(Recorded data)
——
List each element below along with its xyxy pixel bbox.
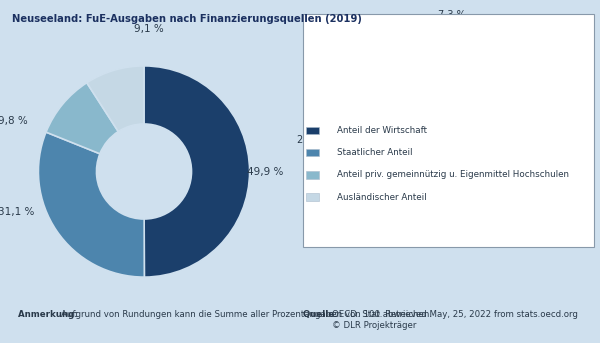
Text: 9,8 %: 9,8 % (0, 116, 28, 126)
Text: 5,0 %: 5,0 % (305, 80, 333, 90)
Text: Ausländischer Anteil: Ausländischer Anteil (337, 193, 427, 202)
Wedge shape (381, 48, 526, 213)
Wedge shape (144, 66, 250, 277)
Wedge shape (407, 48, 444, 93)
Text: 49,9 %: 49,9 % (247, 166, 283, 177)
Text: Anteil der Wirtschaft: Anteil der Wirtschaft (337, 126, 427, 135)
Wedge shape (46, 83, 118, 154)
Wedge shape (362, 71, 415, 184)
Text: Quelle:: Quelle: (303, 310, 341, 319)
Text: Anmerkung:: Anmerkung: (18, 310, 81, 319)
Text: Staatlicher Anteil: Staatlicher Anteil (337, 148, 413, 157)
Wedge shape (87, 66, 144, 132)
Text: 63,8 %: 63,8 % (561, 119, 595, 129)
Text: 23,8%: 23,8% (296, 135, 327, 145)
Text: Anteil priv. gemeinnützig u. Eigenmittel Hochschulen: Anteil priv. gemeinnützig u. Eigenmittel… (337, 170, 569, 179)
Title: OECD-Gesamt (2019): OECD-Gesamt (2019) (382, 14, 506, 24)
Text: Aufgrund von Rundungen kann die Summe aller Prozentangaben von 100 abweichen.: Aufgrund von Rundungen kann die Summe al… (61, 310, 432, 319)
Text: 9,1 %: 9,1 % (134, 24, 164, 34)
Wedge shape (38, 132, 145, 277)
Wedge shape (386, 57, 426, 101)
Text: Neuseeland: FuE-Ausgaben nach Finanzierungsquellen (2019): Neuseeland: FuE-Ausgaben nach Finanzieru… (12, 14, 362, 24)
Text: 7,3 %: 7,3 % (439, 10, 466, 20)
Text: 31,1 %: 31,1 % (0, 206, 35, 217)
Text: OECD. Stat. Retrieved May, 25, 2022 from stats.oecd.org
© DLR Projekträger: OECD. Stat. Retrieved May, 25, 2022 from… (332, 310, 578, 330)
——
- _PROBLEM REQUIREMENTS_
Rewrite the data lines from the one containing "Text: 9,8 %: 9,8 % (0, 116, 28, 126)" through the one containing "Text: Anteil der", switching "Wedge shape" to "Pie slice" and keeping everything else the same.

- _TASK OUTPUT_
Text: 9,8 %: 9,8 % (0, 116, 28, 126)
Text: 5,0 %: 5,0 % (305, 80, 333, 90)
Text: Ausländischer Anteil: Ausländischer Anteil (337, 193, 427, 202)
Pie slice (381, 48, 526, 213)
Pie slice (144, 66, 250, 277)
Pie slice (407, 48, 444, 93)
Text: 49,9 %: 49,9 % (247, 166, 283, 177)
Text: Anteil der Wirtschaft: Anteil der Wirtschaft (337, 126, 427, 135)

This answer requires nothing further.